* **Aufgabe 1**: Auf welcher Werft wurde der Schlepper laut dem Text über die PIONIER gebaut?
* **Aufgabe 2**: Fasse den Text über den Schlepper PIONIER in zwei Sätzen zusammen.
* **Aufgabe 3**: Aktualisiere im Text über den Schlepper PIONIER den Abschnitt, der mit „Dezember 1945 das“ beginnt und bis „Stapellaufassistenz ist überliefert.“ reicht, und setze dabei „Holzflößen“ an die Stelle von „Flößen“.

* **Vorliegender Text**:
Oldtimer zeigt für Hafen Wismar Flagge
Zu Gast in heimischen Gewässern: der Schlepper
PIONIER/ Einst KARL OTTO von Ludewig
Der Schlepper PIONIER zeigte zur Sail Flagge.
Zur 15. Hanse Sail entdeckten wir einen einen Sail-Neuling, der aber
früher auf der Warnow heimisch war: den Traditionsschlepper PIONIER
des Wismarer Hafens. Vor Jahrzehnten gehörte dieser Schlepper als KARL OTTO
in Rostock zum Hafenbild. Er war Teil der Flotte des
Wasserbauunternehmens Otto Ludewig.
Anno 1891 auf der Hamburgischen Werft J.H.N. Wichhorst erbaut, kam
der Dampfschlepper KARL OTTO nach Rostock und überlebte den
Zweiten Weltkrieg bei Ludewig. Hier beschlagnahmten die Sowjets am 15.
Dezember 1945 das 15,35 m lange Schiff für ihre Zwecke, gaben es
jedoch einen Monat später wieder an Ludewig zurück. Hauptarbeitsfeld
war sein weiterer Einsatz im Wasserbaubetrieb zum Verschleppen der
eigenen Rammen oder das Bugsieren von Flößen mit Rammpfählen auf der
Unterwarnow und durch die Mühlendammschleuse bis nach Schwaan. Oft
beorderte das Rostocker E-Werk den KARL OTTO nach Bramow, um dort
die beladene Ascheschute ASCHENBRÖDEL zum Verklappen ihrer Ladung zu
schleppen. Auch der Einsatz im Auftrag der Neptunwerft zur
Stapellaufassistenz ist überliefert.

* **Auszüge der Datensätze**:
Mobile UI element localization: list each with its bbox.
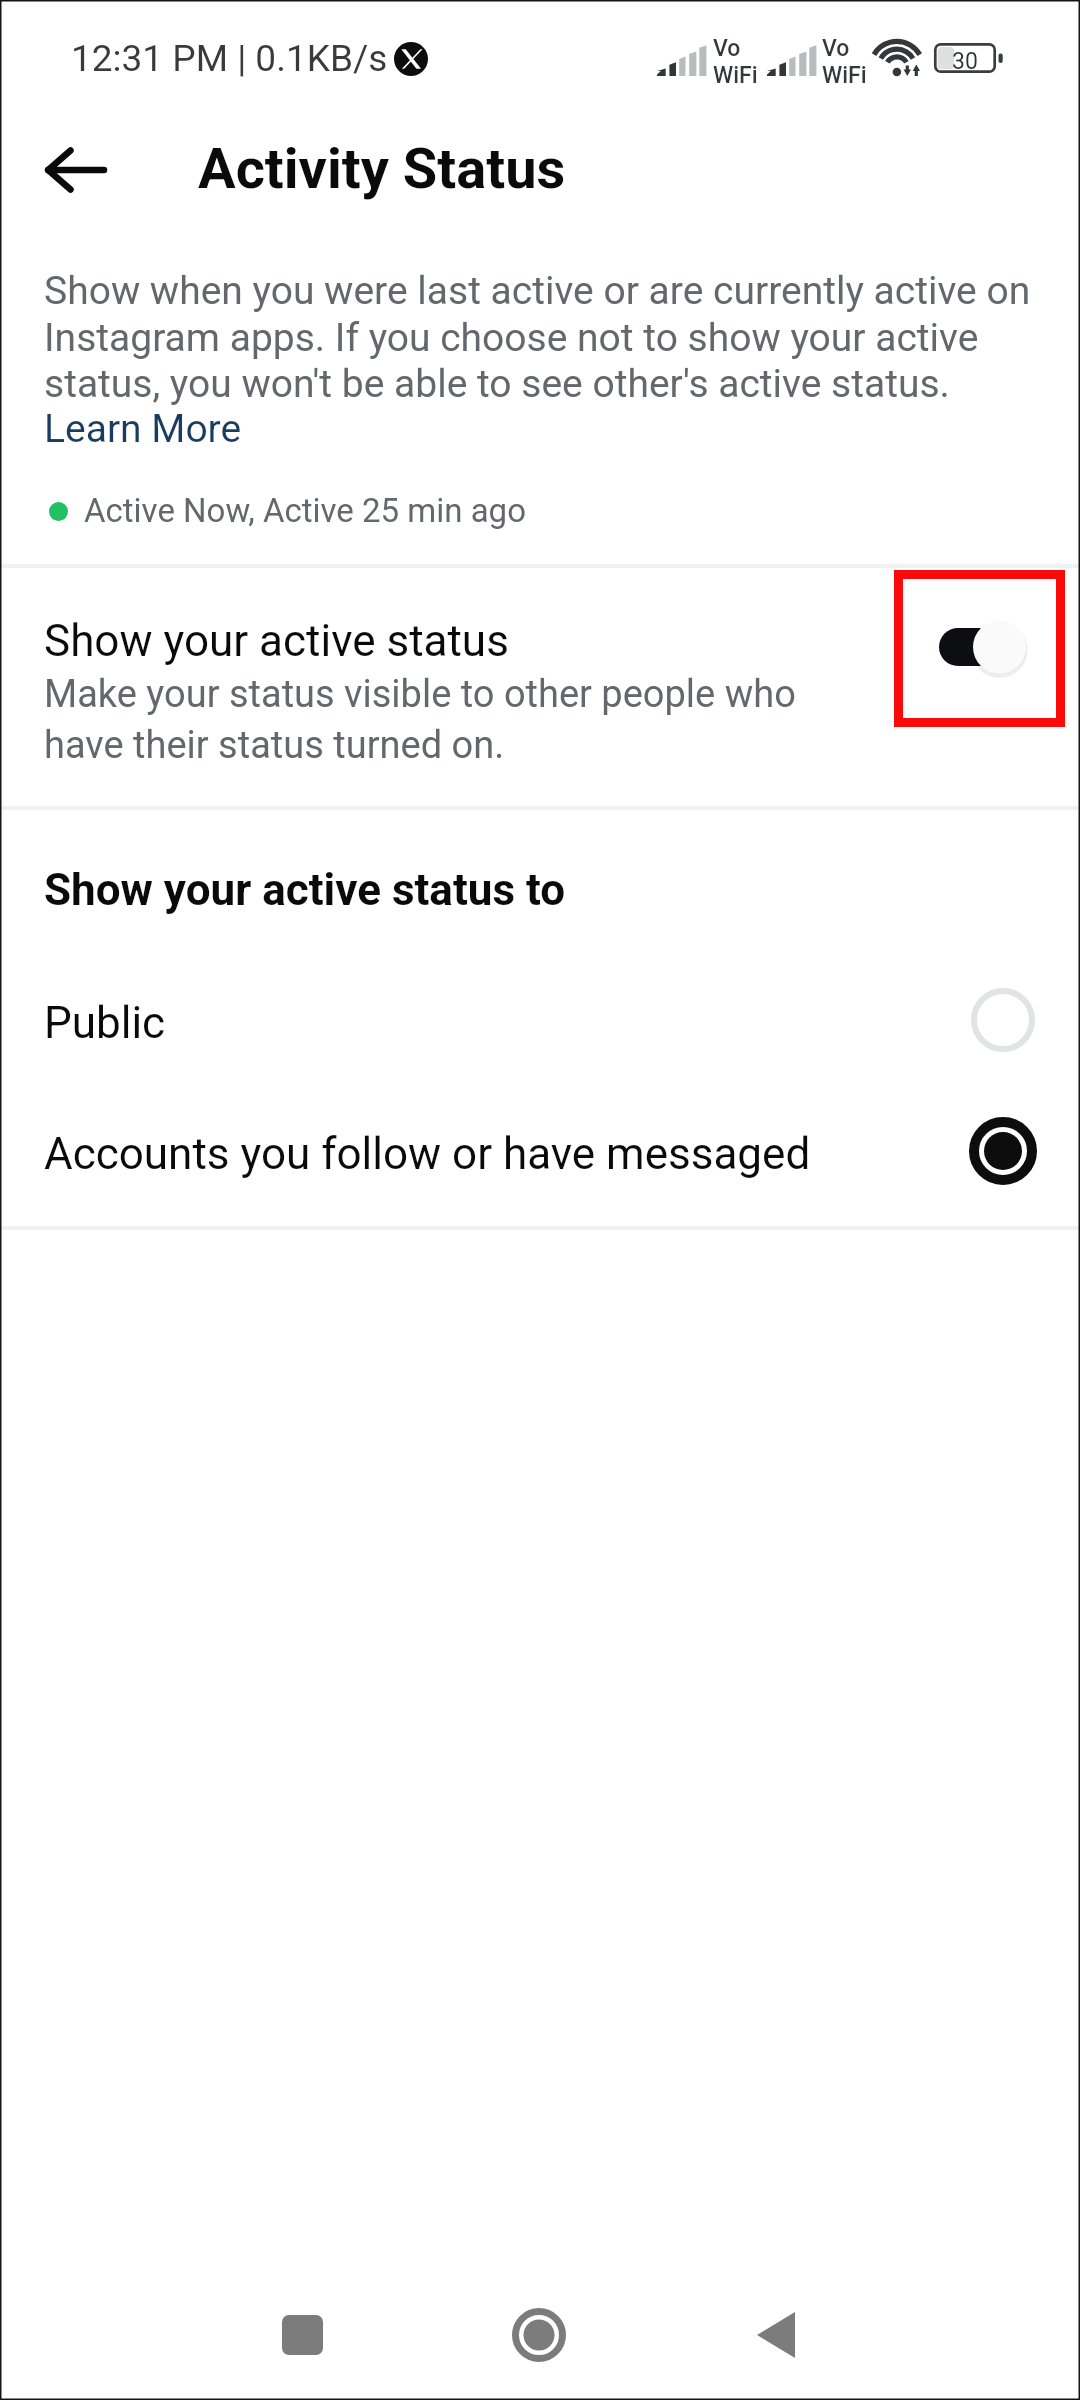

==

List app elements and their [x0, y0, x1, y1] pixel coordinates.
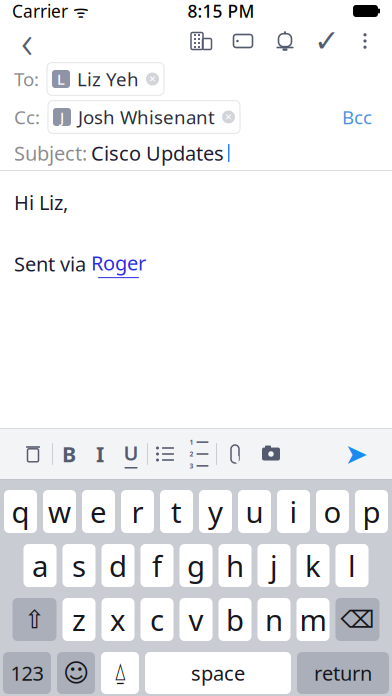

* **Antwort 1**: Auf der Hamburgischen Werft J.H.N. Wichhorst.

* **Antwort 2**: Der Traditionsschlepper PIONIER des Wismarer Hafens war ein Neuling bei der 15. Hanse Sail und gehörte früher als KARL OTTO zur Flotte des Wasserbauunternehmens Otto Ludewig in Rostock. Das 1891 in Hamburg gebaute Schiff wurde im Dezember 1945 für einen Monat von den Sowjets beschlagnahmt und danach vor allem zum Schleppen von Rammen, Flößen und einer Ascheschute eingesetzt.

* **Antwort 3**:
Dezember 1945 das 15,35 m lange Schiff für ihre Zwecke, gaben es
jedoch einen Monat später wieder an Ludewig zurück. Hauptarbeitsfeld
war sein weiterer Einsatz im Wasserbaubetrieb zum Verschleppen der
eigenen Rammen oder das Bugsieren von Holzflößen mit Rammpfählen auf der
Unterwarnow und durch die Mühlendammschleuse bis nach Schwaan. Oft
beorderte das Rostocker E-Werk den KARL OTTO nach Bramow, um dort
die beladene Ascheschute ASCHENBRÖDEL zum Verklappen ihrer Ladung zu
schleppen. Auch der Einsatz im Auftrag der Neptunwerft zur
Stapellaufassistenz ist überliefert.